== What to do ==
Reproduce all of the listing below without alteration.

Data extracted from a collection
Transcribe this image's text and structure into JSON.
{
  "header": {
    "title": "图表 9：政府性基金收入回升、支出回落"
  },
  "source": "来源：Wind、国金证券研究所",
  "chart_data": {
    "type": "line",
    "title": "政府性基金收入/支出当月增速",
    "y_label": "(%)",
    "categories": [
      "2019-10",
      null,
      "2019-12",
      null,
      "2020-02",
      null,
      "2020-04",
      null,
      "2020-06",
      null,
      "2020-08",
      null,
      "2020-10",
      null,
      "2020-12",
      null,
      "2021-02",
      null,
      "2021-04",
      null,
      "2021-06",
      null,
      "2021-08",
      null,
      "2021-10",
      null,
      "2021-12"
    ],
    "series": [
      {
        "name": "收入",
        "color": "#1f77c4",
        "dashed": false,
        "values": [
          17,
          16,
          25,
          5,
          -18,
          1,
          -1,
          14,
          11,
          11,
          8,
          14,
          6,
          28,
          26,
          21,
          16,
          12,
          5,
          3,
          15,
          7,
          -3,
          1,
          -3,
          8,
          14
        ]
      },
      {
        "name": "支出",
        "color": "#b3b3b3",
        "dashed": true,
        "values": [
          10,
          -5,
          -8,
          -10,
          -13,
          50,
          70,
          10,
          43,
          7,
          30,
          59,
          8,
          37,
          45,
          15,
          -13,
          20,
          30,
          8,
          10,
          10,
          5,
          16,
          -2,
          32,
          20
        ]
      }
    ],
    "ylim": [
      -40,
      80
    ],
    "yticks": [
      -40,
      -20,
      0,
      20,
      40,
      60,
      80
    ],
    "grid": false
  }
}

== Answer ==
Transcribe this image's text and structure into JSON.
{
  "header": {
    "title": "图表 9：政府性基金收入回升、支出回落"
  },
  "source": "来源：Wind、国金证券研究所",
  "chart_data": {
    "type": "line",
    "title": "政府性基金收入/支出当月增速",
    "y_label": "(%)",
    "categories": [
      "2019-10",
      null,
      "2019-12",
      null,
      "2020-02",
      null,
      "2020-04",
      null,
      "2020-06",
      null,
      "2020-08",
      null,
      "2020-10",
      null,
      "2020-12",
      null,
      "2021-02",
      null,
      "2021-04",
      null,
      "2021-06",
      null,
      "2021-08",
      null,
      "2021-10",
      null,
      "2021-12"
    ],
    "series": [
      {
        "name": "收入",
        "color": "#1f77c4",
        "dashed": false,
        "values": [
          17,
          16,
          25,
          5,
          -18,
          1,
          -1,
          14,
          11,
          11,
          8,
          14,
          6,
          28,
          26,
          21,
          16,
          12,
          5,
          3,
          15,
          7,
          -3,
          1,
          -3,
          8,
          14
        ]
      },
      {
        "name": "支出",
        "color": "#b3b3b3",
        "dashed": true,
        "values": [
          10,
          -5,
          -8,
          -10,
          -13,
          50,
          70,
          10,
          43,
          7,
          30,
          59,
          8,
          37,
          45,
          15,
          -13,
          20,
          30,
          8,
          10,
          10,
          5,
          16,
          -2,
          32,
          20
        ]
      }
    ],
    "ylim": [
      -40,
      80
    ],
    "yticks": [
      -40,
      -20,
      0,
      20,
      40,
      60,
      80
    ],
    "grid": false
  }
}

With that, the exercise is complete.